→ **Excerpted passage**:
+ + + +
Since the JEMS survey only includes cities (and not, for example, counties), it actually understates the degree to which private providers serve large populations. For example, the survey overlooks two celebrated private providers. A private provider serves the 1 million residents of Pinellas County, Florida. Tulsa and Oklahoma City combined efforts and created the Emergency Medical Services Authority (EMSA) to oversee emergency medical service. EMSA contracts with a private provider to serve the 1.1 million residents in its jurisdiction.
California
The 1990s have seen heated controversies over who should be providing paramedic service in California. In 1993, Huntington Beach ousted its private paramedic provider in favor of its fire department, and in the closing months of 1994 Sacramento did likewise. Fire departments often see paramedic service as a logical extension of their public-safety mission, especially as the trend in fire incidence continues its long downward path (down 23 percent between 1982 and 1992, according to the National Fire Protection Association), leaving less traditional activity to justify the communitys investment in firefighters, stations, and equipment. Currently, Santa Barbara, San Diego, San Jose and Oakland all contract out emergency medical services (EMS).
2. Cost Savings Potential
A Reason Foundation study found that contracting would dramatically lower the cost of emergency ambulance services in Los Angeles, from $57.6 million at present to an estimated $29.9 million. Because of the higher collection rate, it would increase revenues from the present $12 million to an estimated $15 million. The net taxpayer cost (expenses minus revenues) would drop from today's $45.6 million to just $14.9 million. This would mean a savings of two-thirds of the present cost, saving $30 million per year.
+ + + +
Dataset entries:
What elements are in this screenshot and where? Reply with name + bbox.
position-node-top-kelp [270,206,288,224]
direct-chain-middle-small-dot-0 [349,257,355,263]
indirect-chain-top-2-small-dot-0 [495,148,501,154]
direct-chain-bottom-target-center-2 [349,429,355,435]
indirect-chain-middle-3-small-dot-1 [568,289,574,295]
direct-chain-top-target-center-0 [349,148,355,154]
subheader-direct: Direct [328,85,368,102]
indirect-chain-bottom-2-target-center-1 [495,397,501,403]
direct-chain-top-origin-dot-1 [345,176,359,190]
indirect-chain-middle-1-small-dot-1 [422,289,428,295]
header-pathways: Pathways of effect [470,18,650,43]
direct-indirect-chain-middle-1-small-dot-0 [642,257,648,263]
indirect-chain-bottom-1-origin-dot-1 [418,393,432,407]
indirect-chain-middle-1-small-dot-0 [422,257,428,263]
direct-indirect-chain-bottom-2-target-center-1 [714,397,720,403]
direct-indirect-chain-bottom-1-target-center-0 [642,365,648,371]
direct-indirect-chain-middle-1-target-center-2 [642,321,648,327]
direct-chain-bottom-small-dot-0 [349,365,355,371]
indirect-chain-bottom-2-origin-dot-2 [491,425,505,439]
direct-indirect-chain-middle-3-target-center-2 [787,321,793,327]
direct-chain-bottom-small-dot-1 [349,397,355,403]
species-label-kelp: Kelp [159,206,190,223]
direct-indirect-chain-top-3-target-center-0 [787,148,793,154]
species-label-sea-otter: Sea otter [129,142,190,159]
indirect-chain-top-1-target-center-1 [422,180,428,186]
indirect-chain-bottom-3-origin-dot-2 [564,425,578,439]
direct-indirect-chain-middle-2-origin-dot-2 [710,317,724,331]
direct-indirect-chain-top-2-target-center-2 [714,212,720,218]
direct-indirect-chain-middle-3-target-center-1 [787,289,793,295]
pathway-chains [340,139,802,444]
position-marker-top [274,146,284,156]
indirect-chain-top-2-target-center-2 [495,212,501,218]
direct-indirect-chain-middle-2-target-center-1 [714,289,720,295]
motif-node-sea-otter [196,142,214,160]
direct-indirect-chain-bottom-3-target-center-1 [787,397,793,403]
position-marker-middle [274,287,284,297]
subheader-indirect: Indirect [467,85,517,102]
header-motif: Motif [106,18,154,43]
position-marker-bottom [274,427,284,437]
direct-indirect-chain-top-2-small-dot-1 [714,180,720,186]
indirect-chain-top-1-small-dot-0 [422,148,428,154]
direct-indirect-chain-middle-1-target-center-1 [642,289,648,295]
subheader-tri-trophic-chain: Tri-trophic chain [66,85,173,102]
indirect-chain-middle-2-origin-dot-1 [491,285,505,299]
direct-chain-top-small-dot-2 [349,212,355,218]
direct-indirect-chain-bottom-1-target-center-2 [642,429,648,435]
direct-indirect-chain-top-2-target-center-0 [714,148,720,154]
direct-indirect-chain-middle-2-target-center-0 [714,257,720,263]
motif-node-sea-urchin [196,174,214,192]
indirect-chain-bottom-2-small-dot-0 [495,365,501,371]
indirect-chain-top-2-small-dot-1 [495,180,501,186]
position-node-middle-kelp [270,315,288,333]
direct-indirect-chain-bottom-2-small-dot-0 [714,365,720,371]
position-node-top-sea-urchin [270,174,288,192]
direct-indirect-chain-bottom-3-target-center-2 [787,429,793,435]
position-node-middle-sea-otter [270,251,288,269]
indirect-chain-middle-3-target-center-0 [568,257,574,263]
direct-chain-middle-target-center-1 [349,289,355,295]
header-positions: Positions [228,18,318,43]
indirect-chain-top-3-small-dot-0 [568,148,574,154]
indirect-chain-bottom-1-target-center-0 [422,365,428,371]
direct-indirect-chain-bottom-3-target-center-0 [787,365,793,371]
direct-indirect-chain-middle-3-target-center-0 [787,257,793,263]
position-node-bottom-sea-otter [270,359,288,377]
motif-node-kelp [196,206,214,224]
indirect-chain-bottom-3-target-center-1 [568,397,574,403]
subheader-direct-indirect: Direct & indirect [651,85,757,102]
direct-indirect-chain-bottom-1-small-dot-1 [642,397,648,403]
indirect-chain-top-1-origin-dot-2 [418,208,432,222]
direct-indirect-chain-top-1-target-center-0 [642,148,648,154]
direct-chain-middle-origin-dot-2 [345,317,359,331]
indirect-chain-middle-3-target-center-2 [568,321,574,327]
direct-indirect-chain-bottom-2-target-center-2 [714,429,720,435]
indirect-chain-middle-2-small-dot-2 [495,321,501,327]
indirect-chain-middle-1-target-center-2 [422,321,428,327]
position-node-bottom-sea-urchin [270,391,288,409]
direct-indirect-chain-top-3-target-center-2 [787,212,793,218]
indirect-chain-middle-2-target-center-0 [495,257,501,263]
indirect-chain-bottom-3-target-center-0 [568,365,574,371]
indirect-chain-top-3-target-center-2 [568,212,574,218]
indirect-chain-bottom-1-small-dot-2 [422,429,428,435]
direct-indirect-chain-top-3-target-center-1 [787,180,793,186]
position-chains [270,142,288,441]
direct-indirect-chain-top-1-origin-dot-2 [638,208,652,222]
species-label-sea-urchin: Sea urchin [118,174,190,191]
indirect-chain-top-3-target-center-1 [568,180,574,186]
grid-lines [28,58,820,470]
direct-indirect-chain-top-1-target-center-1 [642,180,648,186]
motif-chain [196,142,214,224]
+ + + +
→ **What to work on**: In the passage on emergency medical services, which city replaced its private paramedic provider with its fire department in 1993? You can set the records aside, since nothing here relies on them.

→ **Task result**: Huntington Beach